Task inputs

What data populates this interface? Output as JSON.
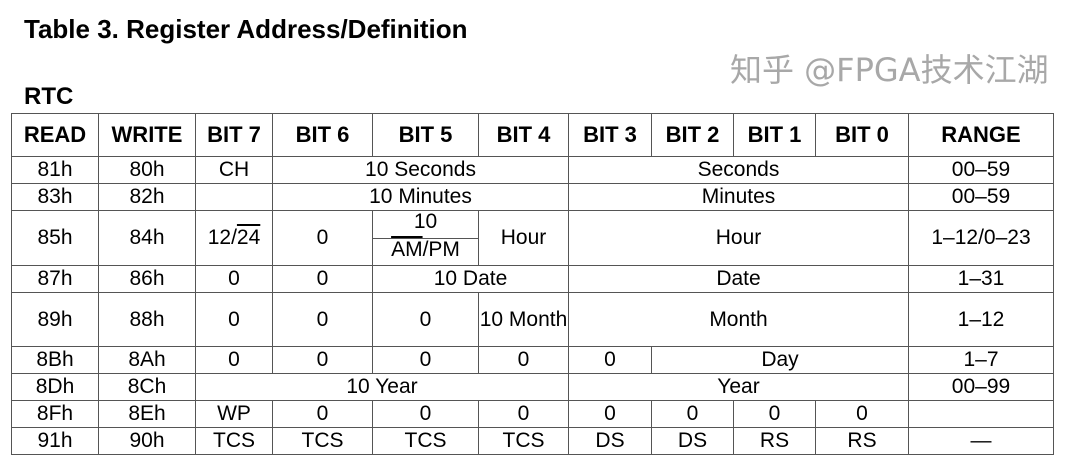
{
  "title": "Table 3. Register Address/Definition",
  "subtitle": "RTC",
  "headers": [
    "READ",
    "WRITE",
    "BIT 7",
    "BIT 6",
    "BIT 5",
    "BIT 4",
    "BIT 3",
    "BIT 2",
    "BIT 1",
    "BIT 0",
    "RANGE"
  ],
  "rows": [
    {
      "cells": [
        {
          "t": "81h"
        },
        {
          "t": "80h"
        },
        {
          "t": "CH"
        },
        {
          "t": "10 Seconds",
          "span": 3
        },
        {
          "t": "Seconds",
          "span": 4
        },
        {
          "t": "00–59"
        }
      ]
    },
    {
      "cells": [
        {
          "t": "83h"
        },
        {
          "t": "82h"
        },
        {
          "t": ""
        },
        {
          "t": "10 Minutes",
          "span": 3
        },
        {
          "t": "Minutes",
          "span": 4
        },
        {
          "t": "00–59"
        }
      ]
    },
    {
      "tall": true,
      "cells": [
        {
          "t": "85h"
        },
        {
          "t": "84h"
        },
        {
          "parts": [
            {
              "t": "12/"
            },
            {
              "t": "24",
              "o": true
            }
          ]
        },
        {
          "t": "0"
        },
        {
          "split": [
            [
              {
                "t": "10"
              }
            ],
            [
              {
                "t": "AM",
                "o": true
              },
              {
                "t": "/PM"
              }
            ]
          ]
        },
        {
          "t": "Hour"
        },
        {
          "t": "Hour",
          "span": 4
        },
        {
          "t": "1–12/0–23"
        }
      ]
    },
    {
      "cells": [
        {
          "t": "87h"
        },
        {
          "t": "86h"
        },
        {
          "t": "0"
        },
        {
          "t": "0"
        },
        {
          "t": "10 Date",
          "span": 2
        },
        {
          "t": "Date",
          "span": 4
        },
        {
          "t": "1–31"
        }
      ]
    },
    {
      "tall": true,
      "cells": [
        {
          "t": "89h"
        },
        {
          "t": "88h"
        },
        {
          "t": "0"
        },
        {
          "t": "0"
        },
        {
          "t": "0"
        },
        {
          "t": "10 Month"
        },
        {
          "t": "Month",
          "span": 4
        },
        {
          "t": "1–12"
        }
      ]
    },
    {
      "cells": [
        {
          "t": "8Bh"
        },
        {
          "t": "8Ah"
        },
        {
          "t": "0"
        },
        {
          "t": "0"
        },
        {
          "t": "0"
        },
        {
          "t": "0"
        },
        {
          "t": "0"
        },
        {
          "t": "Day",
          "span": 3
        },
        {
          "t": "1–7"
        }
      ]
    },
    {
      "cells": [
        {
          "t": "8Dh"
        },
        {
          "t": "8Ch"
        },
        {
          "t": "10 Year",
          "span": 4
        },
        {
          "t": "Year",
          "span": 4
        },
        {
          "t": "00–99"
        }
      ]
    },
    {
      "cells": [
        {
          "t": "8Fh"
        },
        {
          "t": "8Eh"
        },
        {
          "t": "WP"
        },
        {
          "t": "0"
        },
        {
          "t": "0"
        },
        {
          "t": "0"
        },
        {
          "t": "0"
        },
        {
          "t": "0"
        },
        {
          "t": "0"
        },
        {
          "t": "0"
        },
        {
          "t": ""
        }
      ]
    },
    {
      "cells": [
        {
          "t": "91h"
        },
        {
          "t": "90h"
        },
        {
          "t": "TCS"
        },
        {
          "t": "TCS"
        },
        {
          "t": "TCS"
        },
        {
          "t": "TCS"
        },
        {
          "t": "DS"
        },
        {
          "t": "DS"
        },
        {
          "t": "RS"
        },
        {
          "t": "RS"
        },
        {
          "t": "—"
        }
      ]
    }
  ],
  "watermark": "知乎 @FPGA技术江湖"
}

What the exercise asks
Set each line of the records down exactly, leaving every picture out.

Solved exercise
What data populates this interface? Output as JSON.
{
  "title": "Table 3. Register Address/Definition",
  "subtitle": "RTC",
  "headers": [
    "READ",
    "WRITE",
    "BIT 7",
    "BIT 6",
    "BIT 5",
    "BIT 4",
    "BIT 3",
    "BIT 2",
    "BIT 1",
    "BIT 0",
    "RANGE"
  ],
  "rows": [
    {
      "cells": [
        {
          "t": "81h"
        },
        {
          "t": "80h"
        },
        {
          "t": "CH"
        },
        {
          "t": "10 Seconds",
          "span": 3
        },
        {
          "t": "Seconds",
          "span": 4
        },
        {
          "t": "00–59"
        }
      ]
    },
    {
      "cells": [
        {
          "t": "83h"
        },
        {
          "t": "82h"
        },
        {
          "t": ""
        },
        {
          "t": "10 Minutes",
          "span": 3
        },
        {
          "t": "Minutes",
          "span": 4
        },
        {
          "t": "00–59"
        }
      ]
    },
    {
      "tall": true,
      "cells": [
        {
          "t": "85h"
        },
        {
          "t": "84h"
        },
        {
          "parts": [
            {
              "t": "12/"
            },
            {
              "t": "24",
              "o": true
            }
          ]
        },
        {
          "t": "0"
        },
        {
          "split": [
            [
              {
                "t": "10"
              }
            ],
            [
              {
                "t": "AM",
                "o": true
              },
              {
                "t": "/PM"
              }
            ]
          ]
        },
        {
          "t": "Hour"
        },
        {
          "t": "Hour",
          "span": 4
        },
        {
          "t": "1–12/0–23"
        }
      ]
    },
    {
      "cells": [
        {
          "t": "87h"
        },
        {
          "t": "86h"
        },
        {
          "t": "0"
        },
        {
          "t": "0"
        },
        {
          "t": "10 Date",
          "span": 2
        },
        {
          "t": "Date",
          "span": 4
        },
        {
          "t": "1–31"
        }
      ]
    },
    {
      "tall": true,
      "cells": [
        {
          "t": "89h"
        },
        {
          "t": "88h"
        },
        {
          "t": "0"
        },
        {
          "t": "0"
        },
        {
          "t": "0"
        },
        {
          "t": "10 Month"
        },
        {
          "t": "Month",
          "span": 4
        },
        {
          "t": "1–12"
        }
      ]
    },
    {
      "cells": [
        {
          "t": "8Bh"
        },
        {
          "t": "8Ah"
        },
        {
          "t": "0"
        },
        {
          "t": "0"
        },
        {
          "t": "0"
        },
        {
          "t": "0"
        },
        {
          "t": "0"
        },
        {
          "t": "Day",
          "span": 3
        },
        {
          "t": "1–7"
        }
      ]
    },
    {
      "cells": [
        {
          "t": "8Dh"
        },
        {
          "t": "8Ch"
        },
        {
          "t": "10 Year",
          "span": 4
        },
        {
          "t": "Year",
          "span": 4
        },
        {
          "t": "00–99"
        }
      ]
    },
    {
      "cells": [
        {
          "t": "8Fh"
        },
        {
          "t": "8Eh"
        },
        {
          "t": "WP"
        },
        {
          "t": "0"
        },
        {
          "t": "0"
        },
        {
          "t": "0"
        },
        {
          "t": "0"
        },
        {
          "t": "0"
        },
        {
          "t": "0"
        },
        {
          "t": "0"
        },
        {
          "t": ""
        }
      ]
    },
    {
      "cells": [
        {
          "t": "91h"
        },
        {
          "t": "90h"
        },
        {
          "t": "TCS"
        },
        {
          "t": "TCS"
        },
        {
          "t": "TCS"
        },
        {
          "t": "TCS"
        },
        {
          "t": "DS"
        },
        {
          "t": "DS"
        },
        {
          "t": "RS"
        },
        {
          "t": "RS"
        },
        {
          "t": "—"
        }
      ]
    }
  ],
  "watermark": "知乎 @FPGA技术江湖"
}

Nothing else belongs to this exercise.